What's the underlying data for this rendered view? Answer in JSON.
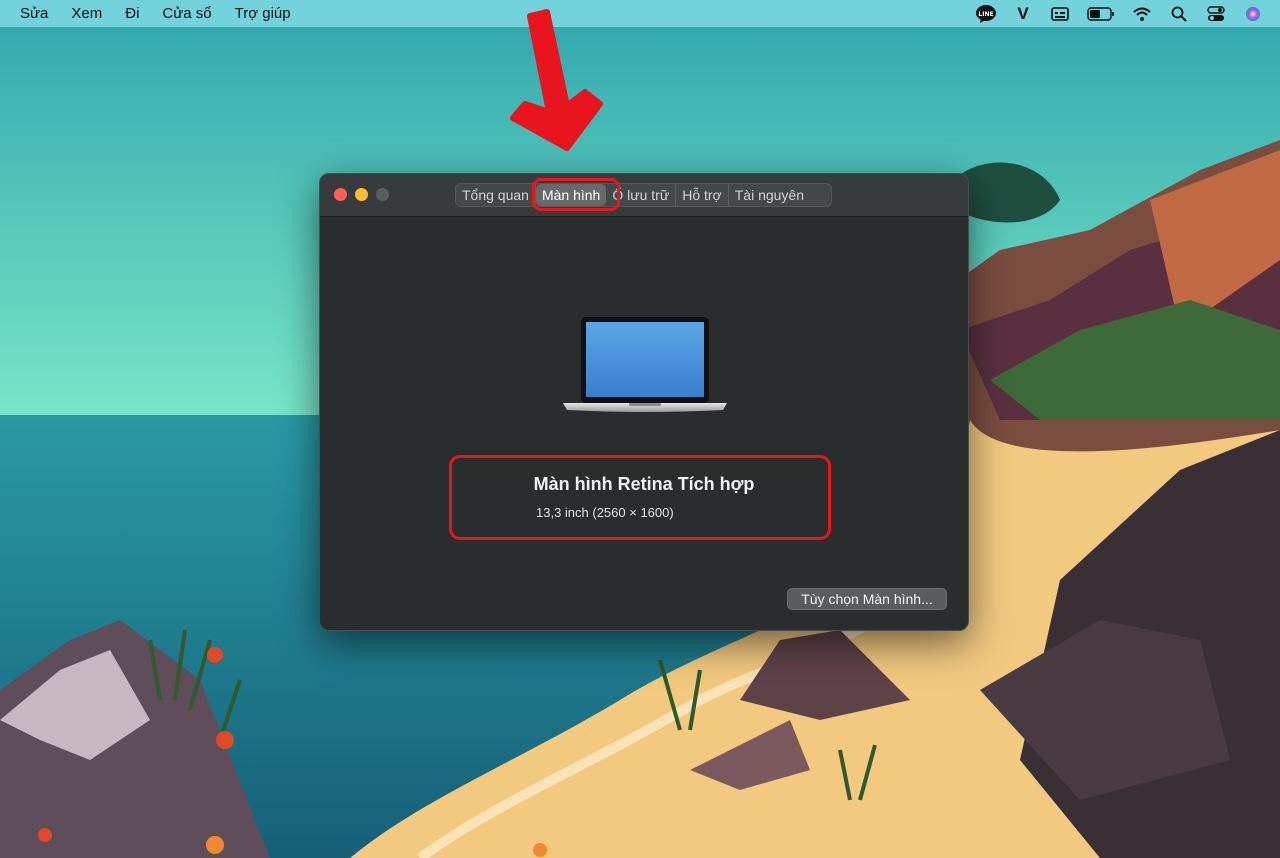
{
  "menubar": {
    "items": [
      "Sửa",
      "Xem",
      "Đi",
      "Cửa sổ",
      "Trợ giúp"
    ],
    "status_icons": [
      "line-app-icon",
      "v-app-icon",
      "keyboard-icon",
      "battery-icon",
      "wifi-icon",
      "search-icon",
      "control-center-icon",
      "siri-icon"
    ],
    "line_text": "LINE",
    "v_text": "V"
  },
  "window": {
    "tabs": [
      "Tổng quan",
      "Màn hình",
      "Ổ lưu trữ",
      "Hỗ trợ",
      "Tài nguyên"
    ],
    "active_tab": "Màn hình",
    "display": {
      "name": "Màn hình Retina Tích hợp",
      "spec": "13,3 inch (2560 × 1600)"
    },
    "display_options_label": "Tùy chọn Màn hình..."
  },
  "colors": {
    "annotation": "#e8141e",
    "sky": "#3fb2b6",
    "sea": "#1f7f91",
    "sand": "#f2c97f",
    "window_bg": "#2a2d2e"
  }
}
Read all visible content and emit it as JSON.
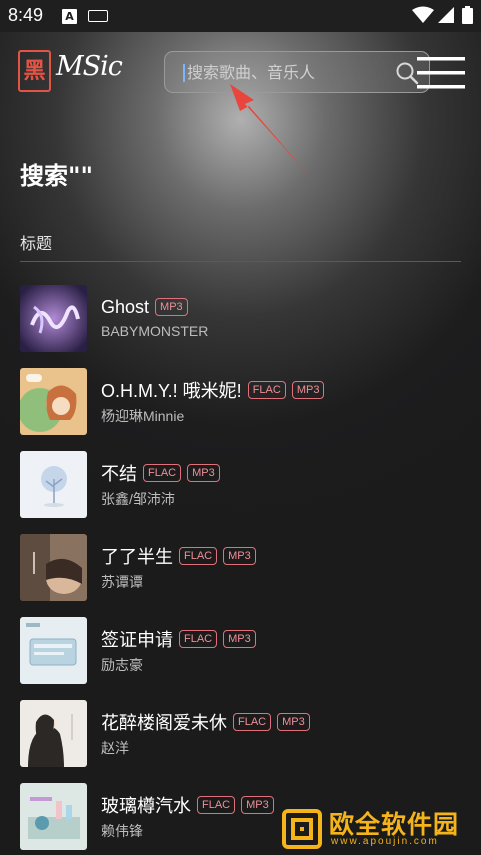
{
  "status_bar": {
    "time": "8:49",
    "keyboard_indicator": "A",
    "icons": [
      "text-input-icon",
      "keyboard-icon",
      "wifi-icon",
      "signal-icon",
      "battery-icon"
    ]
  },
  "header": {
    "logo_char": "黑",
    "logo_text": "MSic",
    "search_placeholder": "搜索歌曲、音乐人",
    "accent": "#e25545"
  },
  "page": {
    "title": "搜索\"\"",
    "section_label": "标题"
  },
  "songs": [
    {
      "title": "Ghost",
      "artist": "BABYMONSTER",
      "badges": [
        "MP3"
      ]
    },
    {
      "title": "O.H.M.Y.! 哦米妮!",
      "artist": "杨迎琳Minnie",
      "badges": [
        "FLAC",
        "MP3"
      ]
    },
    {
      "title": "不结",
      "artist": "张鑫/邹沛沛",
      "badges": [
        "FLAC",
        "MP3"
      ]
    },
    {
      "title": "了了半生",
      "artist": "苏谭谭",
      "badges": [
        "FLAC",
        "MP3"
      ]
    },
    {
      "title": "签证申请",
      "artist": "励志豪",
      "badges": [
        "FLAC",
        "MP3"
      ]
    },
    {
      "title": "花醉楼阁爱未休",
      "artist": "赵洋",
      "badges": [
        "FLAC",
        "MP3"
      ]
    },
    {
      "title": "玻璃樽汽水",
      "artist": "赖伟锋",
      "badges": [
        "FLAC",
        "MP3"
      ]
    }
  ],
  "watermark": {
    "text": "欧全软件园",
    "url": "www.apoujin.com"
  },
  "colors": {
    "badge_border": "#e0707a",
    "arrow": "#e8453c",
    "watermark": "#f4b41a"
  }
}
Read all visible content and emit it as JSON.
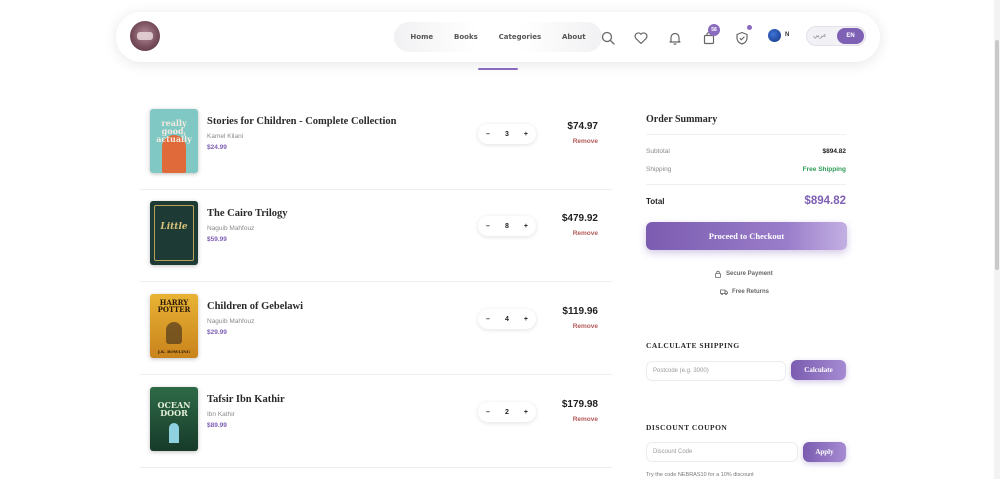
{
  "nav": {
    "links": [
      "Home",
      "Books",
      "Categories",
      "About"
    ],
    "cart_count": "58",
    "region": "N",
    "lang_ar": "عربي",
    "lang_en": "EN"
  },
  "cart": {
    "items": [
      {
        "title": "Stories for Children - Complete Collection",
        "author": "Kamel Kilani",
        "unit_price": "$24.99",
        "qty": "3",
        "line_total": "$74.97",
        "remove": "Remove",
        "cover_text": "really good, actually"
      },
      {
        "title": "The Cairo Trilogy",
        "author": "Naguib Mahfouz",
        "unit_price": "$59.99",
        "qty": "8",
        "line_total": "$479.92",
        "remove": "Remove",
        "cover_text": "Little"
      },
      {
        "title": "Children of Gebelawi",
        "author": "Naguib Mahfouz",
        "unit_price": "$29.99",
        "qty": "4",
        "line_total": "$119.96",
        "remove": "Remove",
        "cover_text": "HARRY POTTER",
        "cover_author": "J.K. ROWLING"
      },
      {
        "title": "Tafsir Ibn Kathir",
        "author": "Ibn Kathir",
        "unit_price": "$89.99",
        "qty": "2",
        "line_total": "$179.98",
        "remove": "Remove",
        "cover_text": "OCEAN DOOR"
      }
    ]
  },
  "summary": {
    "title": "Order Summary",
    "subtotal_label": "Subtotal",
    "subtotal_value": "$894.82",
    "shipping_label": "Shipping",
    "shipping_value": "Free Shipping",
    "total_label": "Total",
    "total_value": "$894.82",
    "checkout_label": "Proceed to Checkout",
    "secure_label": "Secure Payment",
    "returns_label": "Free Returns"
  },
  "shipping": {
    "title": "CALCULATE SHIPPING",
    "placeholder": "Postcode (e.g. 3000)",
    "button": "Calculate"
  },
  "coupon": {
    "title": "DISCOUNT COUPON",
    "placeholder": "Discount Code",
    "button": "Apply",
    "hint": "Try the code NEBRAS10 for a 10% discount"
  },
  "colors": {
    "accent": "#7e60b5",
    "free_shipping": "#2d9b57",
    "remove": "#b35a5a"
  }
}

• JOB: Output a faithful copy of the data, with each picture left out.

• TASK OUTPUT:
What's the underlying data for this rendered view? Answer in JSON.
{
  "menubar": {
    "items": [
      "Sửa",
      "Xem",
      "Đi",
      "Cửa sổ",
      "Trợ giúp"
    ],
    "status_icons": [
      "line-app-icon",
      "v-app-icon",
      "keyboard-icon",
      "battery-icon",
      "wifi-icon",
      "search-icon",
      "control-center-icon",
      "siri-icon"
    ],
    "line_text": "LINE",
    "v_text": "V"
  },
  "window": {
    "tabs": [
      "Tổng quan",
      "Màn hình",
      "Ổ lưu trữ",
      "Hỗ trợ",
      "Tài nguyên"
    ],
    "active_tab": "Màn hình",
    "display": {
      "name": "Màn hình Retina Tích hợp",
      "spec": "13,3 inch (2560 × 1600)"
    },
    "display_options_label": "Tùy chọn Màn hình..."
  },
  "colors": {
    "annotation": "#e8141e",
    "sky": "#3fb2b6",
    "sea": "#1f7f91",
    "sand": "#f2c97f",
    "window_bg": "#2a2d2e"
  }
}
Read all visible content and emit it as JSON.
{
  "status_bar": {
    "time": "8:49",
    "keyboard_indicator": "A",
    "icons": [
      "text-input-icon",
      "keyboard-icon",
      "wifi-icon",
      "signal-icon",
      "battery-icon"
    ]
  },
  "header": {
    "logo_char": "黑",
    "logo_text": "MSic",
    "search_placeholder": "搜索歌曲、音乐人",
    "accent": "#e25545"
  },
  "page": {
    "title": "搜索\"\"",
    "section_label": "标题"
  },
  "songs": [
    {
      "title": "Ghost",
      "artist": "BABYMONSTER",
      "badges": [
        "MP3"
      ]
    },
    {
      "title": "O.H.M.Y.! 哦米妮!",
      "artist": "杨迎琳Minnie",
      "badges": [
        "FLAC",
        "MP3"
      ]
    },
    {
      "title": "不结",
      "artist": "张鑫/邹沛沛",
      "badges": [
        "FLAC",
        "MP3"
      ]
    },
    {
      "title": "了了半生",
      "artist": "苏谭谭",
      "badges": [
        "FLAC",
        "MP3"
      ]
    },
    {
      "title": "签证申请",
      "artist": "励志豪",
      "badges": [
        "FLAC",
        "MP3"
      ]
    },
    {
      "title": "花醉楼阁爱未休",
      "artist": "赵洋",
      "badges": [
        "FLAC",
        "MP3"
      ]
    },
    {
      "title": "玻璃樽汽水",
      "artist": "赖伟锋",
      "badges": [
        "FLAC",
        "MP3"
      ]
    }
  ],
  "watermark": {
    "text": "欧全软件园",
    "url": "www.apoujin.com"
  },
  "colors": {
    "badge_border": "#e0707a",
    "arrow": "#e8453c",
    "watermark": "#f4b41a"
  }
}
Read all visible content and emit it as JSON.
{
  "nav": {
    "links": [
      "Home",
      "Books",
      "Categories",
      "About"
    ],
    "cart_count": "58",
    "region": "N",
    "lang_ar": "عربي",
    "lang_en": "EN"
  },
  "cart": {
    "items": [
      {
        "title": "Stories for Children - Complete Collection",
        "author": "Kamel Kilani",
        "unit_price": "$24.99",
        "qty": "3",
        "line_total": "$74.97",
        "remove": "Remove",
        "cover_text": "really good, actually"
      },
      {
        "title": "The Cairo Trilogy",
        "author": "Naguib Mahfouz",
        "unit_price": "$59.99",
        "qty": "8",
        "line_total": "$479.92",
        "remove": "Remove",
        "cover_text": "Little"
      },
      {
        "title": "Children of Gebelawi",
        "author": "Naguib Mahfouz",
        "unit_price": "$29.99",
        "qty": "4",
        "line_total": "$119.96",
        "remove": "Remove",
        "cover_text": "HARRY POTTER",
        "cover_author": "J.K. ROWLING"
      },
      {
        "title": "Tafsir Ibn Kathir",
        "author": "Ibn Kathir",
        "unit_price": "$89.99",
        "qty": "2",
        "line_total": "$179.98",
        "remove": "Remove",
        "cover_text": "OCEAN DOOR"
      }
    ]
  },
  "summary": {
    "title": "Order Summary",
    "subtotal_label": "Subtotal",
    "subtotal_value": "$894.82",
    "shipping_label": "Shipping",
    "shipping_value": "Free Shipping",
    "total_label": "Total",
    "total_value": "$894.82",
    "checkout_label": "Proceed to Checkout",
    "secure_label": "Secure Payment",
    "returns_label": "Free Returns"
  },
  "shipping": {
    "title": "CALCULATE SHIPPING",
    "placeholder": "Postcode (e.g. 3000)",
    "button": "Calculate"
  },
  "coupon": {
    "title": "DISCOUNT COUPON",
    "placeholder": "Discount Code",
    "button": "Apply",
    "hint": "Try the code NEBRAS10 for a 10% discount"
  },
  "colors": {
    "accent": "#7e60b5",
    "free_shipping": "#2d9b57",
    "remove": "#b35a5a"
  }
}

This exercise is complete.